(Box annotation data)
--- --- ---

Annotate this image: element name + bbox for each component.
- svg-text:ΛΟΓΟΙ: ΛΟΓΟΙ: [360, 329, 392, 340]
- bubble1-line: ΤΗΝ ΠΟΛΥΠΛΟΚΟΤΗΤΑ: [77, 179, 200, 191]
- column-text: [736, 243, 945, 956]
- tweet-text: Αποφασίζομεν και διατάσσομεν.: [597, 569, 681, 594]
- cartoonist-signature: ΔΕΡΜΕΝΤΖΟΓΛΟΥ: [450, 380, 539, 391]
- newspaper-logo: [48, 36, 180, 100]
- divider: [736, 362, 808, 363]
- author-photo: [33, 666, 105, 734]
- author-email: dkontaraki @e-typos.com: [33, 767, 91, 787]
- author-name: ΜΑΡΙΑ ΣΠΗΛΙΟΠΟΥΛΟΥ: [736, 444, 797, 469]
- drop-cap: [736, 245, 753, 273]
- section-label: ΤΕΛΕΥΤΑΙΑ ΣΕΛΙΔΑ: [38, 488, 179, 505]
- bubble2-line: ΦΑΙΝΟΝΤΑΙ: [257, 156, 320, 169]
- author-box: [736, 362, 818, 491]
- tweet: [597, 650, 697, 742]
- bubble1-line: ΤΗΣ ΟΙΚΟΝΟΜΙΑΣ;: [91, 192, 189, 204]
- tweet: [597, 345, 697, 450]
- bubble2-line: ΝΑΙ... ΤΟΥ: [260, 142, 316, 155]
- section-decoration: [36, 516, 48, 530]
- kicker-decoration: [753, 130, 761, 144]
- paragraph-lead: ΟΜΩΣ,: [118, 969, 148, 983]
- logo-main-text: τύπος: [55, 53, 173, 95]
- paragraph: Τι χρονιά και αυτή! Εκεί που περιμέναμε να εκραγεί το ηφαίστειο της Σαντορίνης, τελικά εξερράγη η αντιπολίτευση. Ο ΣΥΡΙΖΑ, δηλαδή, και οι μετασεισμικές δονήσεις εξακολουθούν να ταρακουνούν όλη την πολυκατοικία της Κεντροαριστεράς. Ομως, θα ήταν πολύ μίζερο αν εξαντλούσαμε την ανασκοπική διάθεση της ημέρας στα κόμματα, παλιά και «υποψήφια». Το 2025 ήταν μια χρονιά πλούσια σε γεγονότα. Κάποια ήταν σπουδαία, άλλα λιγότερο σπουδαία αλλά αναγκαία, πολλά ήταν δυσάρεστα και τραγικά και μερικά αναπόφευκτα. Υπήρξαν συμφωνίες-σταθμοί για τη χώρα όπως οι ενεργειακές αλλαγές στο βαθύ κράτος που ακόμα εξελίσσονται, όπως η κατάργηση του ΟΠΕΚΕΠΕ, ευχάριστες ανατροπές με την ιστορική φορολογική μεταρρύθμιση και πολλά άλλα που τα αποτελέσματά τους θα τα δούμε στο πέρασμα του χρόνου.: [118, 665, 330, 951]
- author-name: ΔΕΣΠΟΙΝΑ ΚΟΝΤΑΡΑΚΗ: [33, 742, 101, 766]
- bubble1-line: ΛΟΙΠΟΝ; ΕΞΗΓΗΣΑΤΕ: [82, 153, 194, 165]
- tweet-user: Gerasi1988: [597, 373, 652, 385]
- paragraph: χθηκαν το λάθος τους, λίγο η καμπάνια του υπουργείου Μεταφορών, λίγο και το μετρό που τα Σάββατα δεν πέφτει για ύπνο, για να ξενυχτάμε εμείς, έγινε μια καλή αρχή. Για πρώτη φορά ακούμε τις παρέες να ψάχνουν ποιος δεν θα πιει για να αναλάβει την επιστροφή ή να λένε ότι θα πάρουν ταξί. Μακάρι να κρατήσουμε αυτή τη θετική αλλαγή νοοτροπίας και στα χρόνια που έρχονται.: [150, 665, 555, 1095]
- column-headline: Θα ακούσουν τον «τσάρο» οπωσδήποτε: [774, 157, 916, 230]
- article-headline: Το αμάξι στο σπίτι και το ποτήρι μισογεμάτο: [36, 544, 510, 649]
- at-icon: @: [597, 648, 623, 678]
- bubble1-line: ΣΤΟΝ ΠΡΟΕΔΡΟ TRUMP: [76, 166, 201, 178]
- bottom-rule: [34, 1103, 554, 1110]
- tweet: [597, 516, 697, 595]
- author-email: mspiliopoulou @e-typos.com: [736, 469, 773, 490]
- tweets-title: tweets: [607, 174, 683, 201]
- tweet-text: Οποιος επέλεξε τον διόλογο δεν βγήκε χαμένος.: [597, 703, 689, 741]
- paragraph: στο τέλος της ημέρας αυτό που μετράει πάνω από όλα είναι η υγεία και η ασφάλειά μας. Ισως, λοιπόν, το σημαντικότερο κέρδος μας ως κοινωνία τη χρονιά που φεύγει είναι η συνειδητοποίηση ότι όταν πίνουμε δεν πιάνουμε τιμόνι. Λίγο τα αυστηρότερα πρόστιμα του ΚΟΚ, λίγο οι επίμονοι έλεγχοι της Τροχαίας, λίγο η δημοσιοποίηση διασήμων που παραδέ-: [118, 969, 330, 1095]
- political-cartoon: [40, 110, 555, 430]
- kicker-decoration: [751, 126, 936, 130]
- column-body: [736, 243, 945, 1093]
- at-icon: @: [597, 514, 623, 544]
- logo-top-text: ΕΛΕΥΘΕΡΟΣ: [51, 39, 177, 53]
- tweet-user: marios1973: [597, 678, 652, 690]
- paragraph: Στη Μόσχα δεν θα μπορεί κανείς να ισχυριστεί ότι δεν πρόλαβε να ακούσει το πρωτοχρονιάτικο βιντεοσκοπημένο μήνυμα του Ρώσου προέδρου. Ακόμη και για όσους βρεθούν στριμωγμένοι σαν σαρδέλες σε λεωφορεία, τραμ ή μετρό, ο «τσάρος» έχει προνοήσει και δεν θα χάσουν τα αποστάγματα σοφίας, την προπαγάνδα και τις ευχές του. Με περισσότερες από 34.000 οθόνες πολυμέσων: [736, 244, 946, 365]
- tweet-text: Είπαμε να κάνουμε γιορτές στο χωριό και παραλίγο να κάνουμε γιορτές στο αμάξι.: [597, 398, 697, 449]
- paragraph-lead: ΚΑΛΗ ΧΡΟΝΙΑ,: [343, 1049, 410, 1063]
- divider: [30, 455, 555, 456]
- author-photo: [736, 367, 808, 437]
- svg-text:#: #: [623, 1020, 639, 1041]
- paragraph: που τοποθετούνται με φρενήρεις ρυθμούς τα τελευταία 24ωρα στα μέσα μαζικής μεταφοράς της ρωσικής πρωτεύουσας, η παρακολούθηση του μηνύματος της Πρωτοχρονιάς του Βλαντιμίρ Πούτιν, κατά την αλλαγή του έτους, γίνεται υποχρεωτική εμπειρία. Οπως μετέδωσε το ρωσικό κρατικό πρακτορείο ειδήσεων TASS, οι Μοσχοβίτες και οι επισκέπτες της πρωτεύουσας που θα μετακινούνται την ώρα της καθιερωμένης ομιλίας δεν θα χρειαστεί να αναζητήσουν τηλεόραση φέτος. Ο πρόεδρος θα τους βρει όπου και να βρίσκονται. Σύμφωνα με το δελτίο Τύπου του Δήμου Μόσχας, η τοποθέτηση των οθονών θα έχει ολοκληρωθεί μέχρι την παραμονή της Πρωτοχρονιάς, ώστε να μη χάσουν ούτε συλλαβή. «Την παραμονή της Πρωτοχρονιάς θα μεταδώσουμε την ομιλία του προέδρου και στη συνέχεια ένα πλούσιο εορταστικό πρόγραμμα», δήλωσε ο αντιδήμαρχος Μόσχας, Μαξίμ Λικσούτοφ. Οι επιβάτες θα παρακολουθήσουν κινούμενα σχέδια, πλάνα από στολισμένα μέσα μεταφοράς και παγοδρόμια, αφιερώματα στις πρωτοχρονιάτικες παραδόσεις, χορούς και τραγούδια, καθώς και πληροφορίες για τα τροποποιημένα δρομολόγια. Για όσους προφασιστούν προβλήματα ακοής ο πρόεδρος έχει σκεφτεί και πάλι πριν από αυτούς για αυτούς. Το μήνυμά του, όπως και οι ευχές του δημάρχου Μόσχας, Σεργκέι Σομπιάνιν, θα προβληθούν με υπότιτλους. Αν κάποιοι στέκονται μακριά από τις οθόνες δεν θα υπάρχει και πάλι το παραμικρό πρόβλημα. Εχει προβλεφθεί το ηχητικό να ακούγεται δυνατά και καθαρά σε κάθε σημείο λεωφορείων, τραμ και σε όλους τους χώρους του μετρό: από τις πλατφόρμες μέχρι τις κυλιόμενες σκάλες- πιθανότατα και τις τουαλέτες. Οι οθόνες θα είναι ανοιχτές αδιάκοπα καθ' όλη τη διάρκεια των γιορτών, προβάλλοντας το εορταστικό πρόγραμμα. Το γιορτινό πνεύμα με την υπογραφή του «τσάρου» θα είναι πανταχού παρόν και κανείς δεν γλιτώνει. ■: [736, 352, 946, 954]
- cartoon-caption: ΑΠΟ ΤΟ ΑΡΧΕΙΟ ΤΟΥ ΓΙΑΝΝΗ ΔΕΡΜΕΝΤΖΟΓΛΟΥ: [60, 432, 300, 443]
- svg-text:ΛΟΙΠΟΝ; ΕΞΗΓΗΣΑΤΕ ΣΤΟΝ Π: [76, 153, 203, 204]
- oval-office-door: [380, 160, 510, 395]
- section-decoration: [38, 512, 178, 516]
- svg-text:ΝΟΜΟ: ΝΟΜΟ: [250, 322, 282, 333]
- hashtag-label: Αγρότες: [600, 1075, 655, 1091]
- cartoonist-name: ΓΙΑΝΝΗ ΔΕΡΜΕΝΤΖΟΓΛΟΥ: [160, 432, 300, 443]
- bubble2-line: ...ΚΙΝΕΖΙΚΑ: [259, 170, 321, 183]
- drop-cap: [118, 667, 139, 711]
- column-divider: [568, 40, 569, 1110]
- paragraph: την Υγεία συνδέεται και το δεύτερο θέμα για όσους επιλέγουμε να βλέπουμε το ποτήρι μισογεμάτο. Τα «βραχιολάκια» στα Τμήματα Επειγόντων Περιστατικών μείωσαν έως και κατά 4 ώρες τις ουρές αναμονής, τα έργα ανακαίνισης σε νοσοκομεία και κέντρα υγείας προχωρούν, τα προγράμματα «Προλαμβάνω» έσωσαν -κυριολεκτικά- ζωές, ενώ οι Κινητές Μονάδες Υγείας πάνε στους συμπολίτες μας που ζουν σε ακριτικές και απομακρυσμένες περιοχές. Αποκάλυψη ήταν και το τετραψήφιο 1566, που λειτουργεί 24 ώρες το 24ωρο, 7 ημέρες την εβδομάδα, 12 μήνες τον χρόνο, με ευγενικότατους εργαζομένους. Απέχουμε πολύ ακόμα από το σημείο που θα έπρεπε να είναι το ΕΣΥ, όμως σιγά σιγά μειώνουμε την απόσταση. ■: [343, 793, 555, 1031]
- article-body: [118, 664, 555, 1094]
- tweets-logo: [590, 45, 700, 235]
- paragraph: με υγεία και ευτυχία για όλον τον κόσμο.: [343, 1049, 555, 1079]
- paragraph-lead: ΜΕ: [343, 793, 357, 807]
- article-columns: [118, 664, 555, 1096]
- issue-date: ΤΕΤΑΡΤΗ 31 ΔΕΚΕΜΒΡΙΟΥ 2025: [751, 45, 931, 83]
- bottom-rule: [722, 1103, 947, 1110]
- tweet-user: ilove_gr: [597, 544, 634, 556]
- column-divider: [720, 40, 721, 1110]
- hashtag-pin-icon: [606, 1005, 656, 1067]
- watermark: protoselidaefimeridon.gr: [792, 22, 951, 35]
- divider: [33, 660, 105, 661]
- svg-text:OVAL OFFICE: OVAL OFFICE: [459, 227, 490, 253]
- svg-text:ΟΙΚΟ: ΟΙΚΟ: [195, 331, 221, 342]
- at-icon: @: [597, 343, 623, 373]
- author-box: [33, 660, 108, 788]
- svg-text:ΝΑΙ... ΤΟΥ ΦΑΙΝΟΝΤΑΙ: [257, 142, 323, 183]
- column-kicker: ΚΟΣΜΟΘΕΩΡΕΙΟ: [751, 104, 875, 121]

--- --- ---

To do:
Retype, without any change, every line from the beginning of the records up to and including the line that contains "- divider: [736, 362, 808, 363]".

Exercise answer:
Annotate this image: element name + bbox for each component.
- svg-text:ΛΟΓΟΙ: ΛΟΓΟΙ: [360, 329, 392, 340]
- bubble1-line: ΤΗΝ ΠΟΛΥΠΛΟΚΟΤΗΤΑ: [77, 179, 200, 191]
- column-text: [736, 243, 945, 956]
- tweet-text: Αποφασίζομεν και διατάσσομεν.: [597, 569, 681, 594]
- cartoonist-signature: ΔΕΡΜΕΝΤΖΟΓΛΟΥ: [450, 380, 539, 391]
- newspaper-logo: [48, 36, 180, 100]
- divider: [736, 362, 808, 363]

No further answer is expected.